The records below must be transcribed exactly. Do not include the pictures.

Saved entries
■ ■ ■

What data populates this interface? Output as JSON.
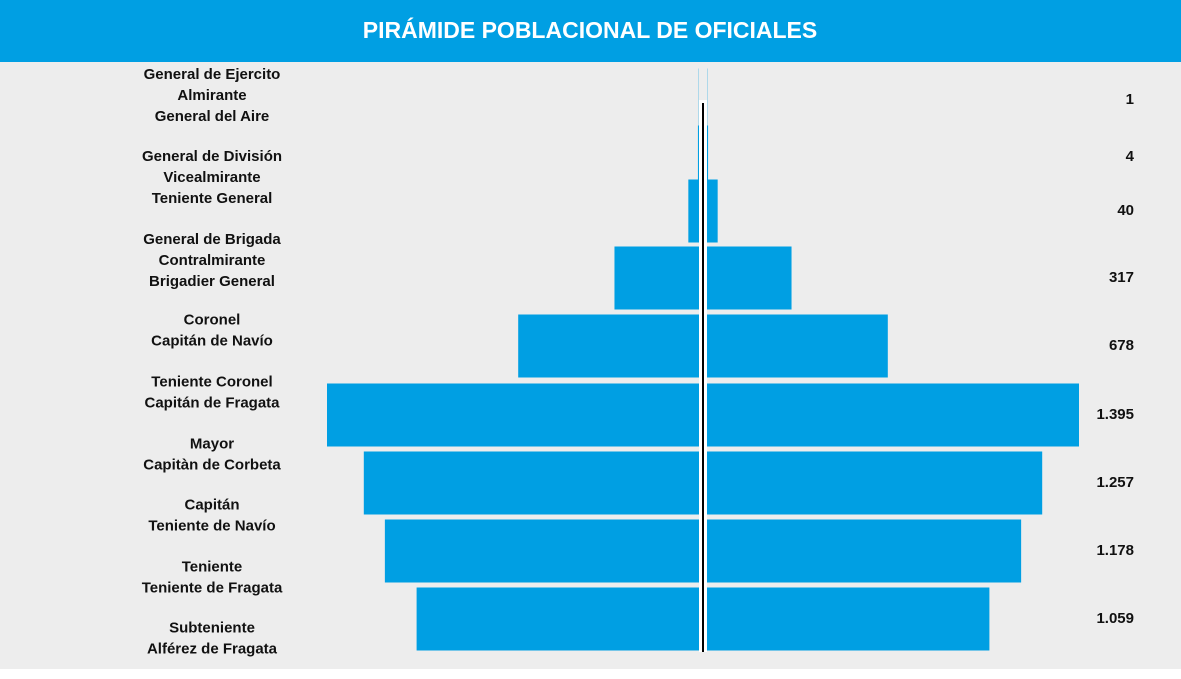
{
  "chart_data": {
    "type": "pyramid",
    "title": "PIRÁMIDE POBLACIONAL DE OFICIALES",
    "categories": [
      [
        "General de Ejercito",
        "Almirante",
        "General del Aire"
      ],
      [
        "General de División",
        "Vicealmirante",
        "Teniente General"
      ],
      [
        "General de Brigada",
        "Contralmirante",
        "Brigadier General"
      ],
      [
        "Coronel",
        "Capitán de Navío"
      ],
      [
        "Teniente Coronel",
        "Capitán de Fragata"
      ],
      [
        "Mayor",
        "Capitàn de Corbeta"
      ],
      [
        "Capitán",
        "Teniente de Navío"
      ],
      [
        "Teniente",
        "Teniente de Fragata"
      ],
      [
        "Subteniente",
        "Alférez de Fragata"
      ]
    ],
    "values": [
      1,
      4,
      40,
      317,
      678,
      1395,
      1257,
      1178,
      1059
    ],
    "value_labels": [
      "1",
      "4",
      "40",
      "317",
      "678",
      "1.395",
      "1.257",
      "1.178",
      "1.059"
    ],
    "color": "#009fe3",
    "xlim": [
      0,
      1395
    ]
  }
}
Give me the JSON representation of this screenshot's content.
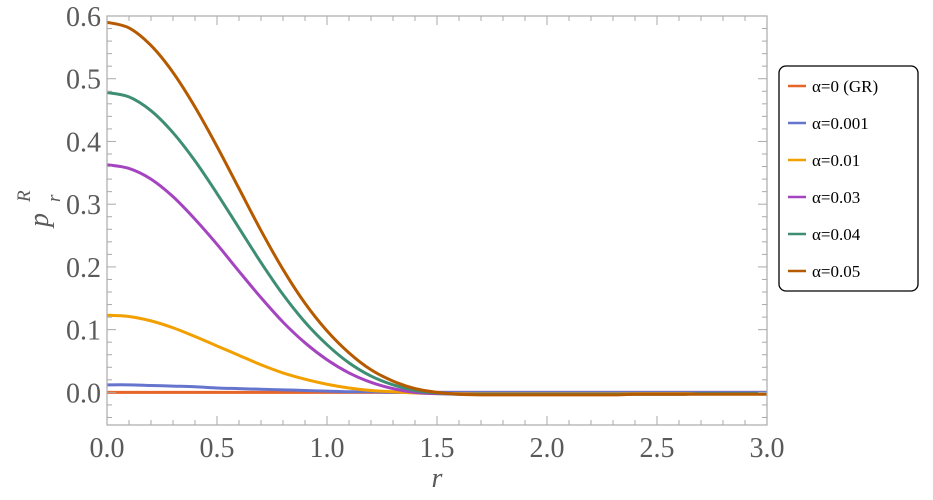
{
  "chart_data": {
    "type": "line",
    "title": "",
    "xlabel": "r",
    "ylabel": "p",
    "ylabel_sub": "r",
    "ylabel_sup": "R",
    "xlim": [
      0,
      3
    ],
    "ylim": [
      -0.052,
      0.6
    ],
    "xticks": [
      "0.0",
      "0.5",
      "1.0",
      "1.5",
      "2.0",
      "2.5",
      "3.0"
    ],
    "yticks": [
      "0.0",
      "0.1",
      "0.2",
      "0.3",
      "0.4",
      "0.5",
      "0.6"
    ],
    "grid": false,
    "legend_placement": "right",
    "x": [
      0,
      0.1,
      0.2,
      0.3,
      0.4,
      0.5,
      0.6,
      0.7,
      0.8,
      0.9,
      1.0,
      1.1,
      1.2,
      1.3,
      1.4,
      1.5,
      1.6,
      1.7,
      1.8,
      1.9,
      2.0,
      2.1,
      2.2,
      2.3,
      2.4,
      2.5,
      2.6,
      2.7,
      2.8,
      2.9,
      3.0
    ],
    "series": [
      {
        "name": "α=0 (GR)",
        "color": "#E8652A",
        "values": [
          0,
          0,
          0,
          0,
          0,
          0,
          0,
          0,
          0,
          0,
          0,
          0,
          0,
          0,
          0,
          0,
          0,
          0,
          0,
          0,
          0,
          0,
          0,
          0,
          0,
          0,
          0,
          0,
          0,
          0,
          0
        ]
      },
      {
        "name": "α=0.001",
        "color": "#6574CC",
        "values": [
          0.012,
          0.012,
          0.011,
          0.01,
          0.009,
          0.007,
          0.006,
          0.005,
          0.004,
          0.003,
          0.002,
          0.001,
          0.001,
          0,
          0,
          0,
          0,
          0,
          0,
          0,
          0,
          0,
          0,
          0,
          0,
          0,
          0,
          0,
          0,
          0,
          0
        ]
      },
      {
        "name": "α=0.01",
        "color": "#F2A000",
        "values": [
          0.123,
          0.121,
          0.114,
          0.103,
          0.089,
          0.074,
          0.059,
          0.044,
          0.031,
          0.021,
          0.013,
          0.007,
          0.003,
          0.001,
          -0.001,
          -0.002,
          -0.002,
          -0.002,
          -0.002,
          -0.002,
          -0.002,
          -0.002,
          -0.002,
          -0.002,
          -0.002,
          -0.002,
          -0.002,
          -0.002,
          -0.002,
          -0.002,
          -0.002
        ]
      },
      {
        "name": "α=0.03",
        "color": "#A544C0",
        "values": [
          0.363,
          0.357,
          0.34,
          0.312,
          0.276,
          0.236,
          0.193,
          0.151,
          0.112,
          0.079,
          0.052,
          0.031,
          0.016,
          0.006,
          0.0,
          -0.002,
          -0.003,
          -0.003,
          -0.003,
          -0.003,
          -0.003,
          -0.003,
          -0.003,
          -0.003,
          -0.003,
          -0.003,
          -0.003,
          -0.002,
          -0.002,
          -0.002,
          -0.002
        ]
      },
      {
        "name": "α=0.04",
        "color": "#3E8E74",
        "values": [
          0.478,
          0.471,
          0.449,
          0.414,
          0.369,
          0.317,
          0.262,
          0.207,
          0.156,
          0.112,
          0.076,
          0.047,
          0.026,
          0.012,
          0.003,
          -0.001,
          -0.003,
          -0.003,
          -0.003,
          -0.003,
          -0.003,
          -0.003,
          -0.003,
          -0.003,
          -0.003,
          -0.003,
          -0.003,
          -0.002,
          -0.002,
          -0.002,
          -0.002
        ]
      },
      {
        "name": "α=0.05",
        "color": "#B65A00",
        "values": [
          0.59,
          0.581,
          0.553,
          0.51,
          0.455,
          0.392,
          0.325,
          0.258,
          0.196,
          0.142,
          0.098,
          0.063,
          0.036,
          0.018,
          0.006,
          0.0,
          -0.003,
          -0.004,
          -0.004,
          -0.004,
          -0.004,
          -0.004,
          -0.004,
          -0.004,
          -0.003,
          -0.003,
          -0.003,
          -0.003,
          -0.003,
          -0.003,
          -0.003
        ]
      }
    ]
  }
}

■ ■ ■

(Full response)
What data populates this interface? Output as JSON.
{
  "chart_data": {
    "type": "pyramid",
    "title": "PIRÁMIDE POBLACIONAL DE OFICIALES",
    "categories": [
      [
        "General de Ejercito",
        "Almirante",
        "General del Aire"
      ],
      [
        "General de División",
        "Vicealmirante",
        "Teniente General"
      ],
      [
        "General de Brigada",
        "Contralmirante",
        "Brigadier General"
      ],
      [
        "Coronel",
        "Capitán de Navío"
      ],
      [
        "Teniente Coronel",
        "Capitán de Fragata"
      ],
      [
        "Mayor",
        "Capitàn de Corbeta"
      ],
      [
        "Capitán",
        "Teniente de Navío"
      ],
      [
        "Teniente",
        "Teniente de Fragata"
      ],
      [
        "Subteniente",
        "Alférez de Fragata"
      ]
    ],
    "values": [
      1,
      4,
      40,
      317,
      678,
      1395,
      1257,
      1178,
      1059
    ],
    "value_labels": [
      "1",
      "4",
      "40",
      "317",
      "678",
      "1.395",
      "1.257",
      "1.178",
      "1.059"
    ],
    "color": "#009fe3",
    "xlim": [
      0,
      1395
    ]
  }
}
Give me the JSON representation of this screenshot's content.
{
  "chart_data": {
    "type": "line",
    "title": "",
    "xlabel": "r",
    "ylabel": "p",
    "ylabel_sub": "r",
    "ylabel_sup": "R",
    "xlim": [
      0,
      3
    ],
    "ylim": [
      -0.052,
      0.6
    ],
    "xticks": [
      "0.0",
      "0.5",
      "1.0",
      "1.5",
      "2.0",
      "2.5",
      "3.0"
    ],
    "yticks": [
      "0.0",
      "0.1",
      "0.2",
      "0.3",
      "0.4",
      "0.5",
      "0.6"
    ],
    "grid": false,
    "legend_placement": "right",
    "x": [
      0,
      0.1,
      0.2,
      0.3,
      0.4,
      0.5,
      0.6,
      0.7,
      0.8,
      0.9,
      1.0,
      1.1,
      1.2,
      1.3,
      1.4,
      1.5,
      1.6,
      1.7,
      1.8,
      1.9,
      2.0,
      2.1,
      2.2,
      2.3,
      2.4,
      2.5,
      2.6,
      2.7,
      2.8,
      2.9,
      3.0
    ],
    "series": [
      {
        "name": "α=0 (GR)",
        "color": "#E8652A",
        "values": [
          0,
          0,
          0,
          0,
          0,
          0,
          0,
          0,
          0,
          0,
          0,
          0,
          0,
          0,
          0,
          0,
          0,
          0,
          0,
          0,
          0,
          0,
          0,
          0,
          0,
          0,
          0,
          0,
          0,
          0,
          0
        ]
      },
      {
        "name": "α=0.001",
        "color": "#6574CC",
        "values": [
          0.012,
          0.012,
          0.011,
          0.01,
          0.009,
          0.007,
          0.006,
          0.005,
          0.004,
          0.003,
          0.002,
          0.001,
          0.001,
          0,
          0,
          0,
          0,
          0,
          0,
          0,
          0,
          0,
          0,
          0,
          0,
          0,
          0,
          0,
          0,
          0,
          0
        ]
      },
      {
        "name": "α=0.01",
        "color": "#F2A000",
        "values": [
          0.123,
          0.121,
          0.114,
          0.103,
          0.089,
          0.074,
          0.059,
          0.044,
          0.031,
          0.021,
          0.013,
          0.007,
          0.003,
          0.001,
          -0.001,
          -0.002,
          -0.002,
          -0.002,
          -0.002,
          -0.002,
          -0.002,
          -0.002,
          -0.002,
          -0.002,
          -0.002,
          -0.002,
          -0.002,
          -0.002,
          -0.002,
          -0.002,
          -0.002
        ]
      },
      {
        "name": "α=0.03",
        "color": "#A544C0",
        "values": [
          0.363,
          0.357,
          0.34,
          0.312,
          0.276,
          0.236,
          0.193,
          0.151,
          0.112,
          0.079,
          0.052,
          0.031,
          0.016,
          0.006,
          0.0,
          -0.002,
          -0.003,
          -0.003,
          -0.003,
          -0.003,
          -0.003,
          -0.003,
          -0.003,
          -0.003,
          -0.003,
          -0.003,
          -0.003,
          -0.002,
          -0.002,
          -0.002,
          -0.002
        ]
      },
      {
        "name": "α=0.04",
        "color": "#3E8E74",
        "values": [
          0.478,
          0.471,
          0.449,
          0.414,
          0.369,
          0.317,
          0.262,
          0.207,
          0.156,
          0.112,
          0.076,
          0.047,
          0.026,
          0.012,
          0.003,
          -0.001,
          -0.003,
          -0.003,
          -0.003,
          -0.003,
          -0.003,
          -0.003,
          -0.003,
          -0.003,
          -0.003,
          -0.003,
          -0.003,
          -0.002,
          -0.002,
          -0.002,
          -0.002
        ]
      },
      {
        "name": "α=0.05",
        "color": "#B65A00",
        "values": [
          0.59,
          0.581,
          0.553,
          0.51,
          0.455,
          0.392,
          0.325,
          0.258,
          0.196,
          0.142,
          0.098,
          0.063,
          0.036,
          0.018,
          0.006,
          0.0,
          -0.003,
          -0.004,
          -0.004,
          -0.004,
          -0.004,
          -0.004,
          -0.004,
          -0.004,
          -0.003,
          -0.003,
          -0.003,
          -0.003,
          -0.003,
          -0.003,
          -0.003
        ]
      }
    ]
  }
}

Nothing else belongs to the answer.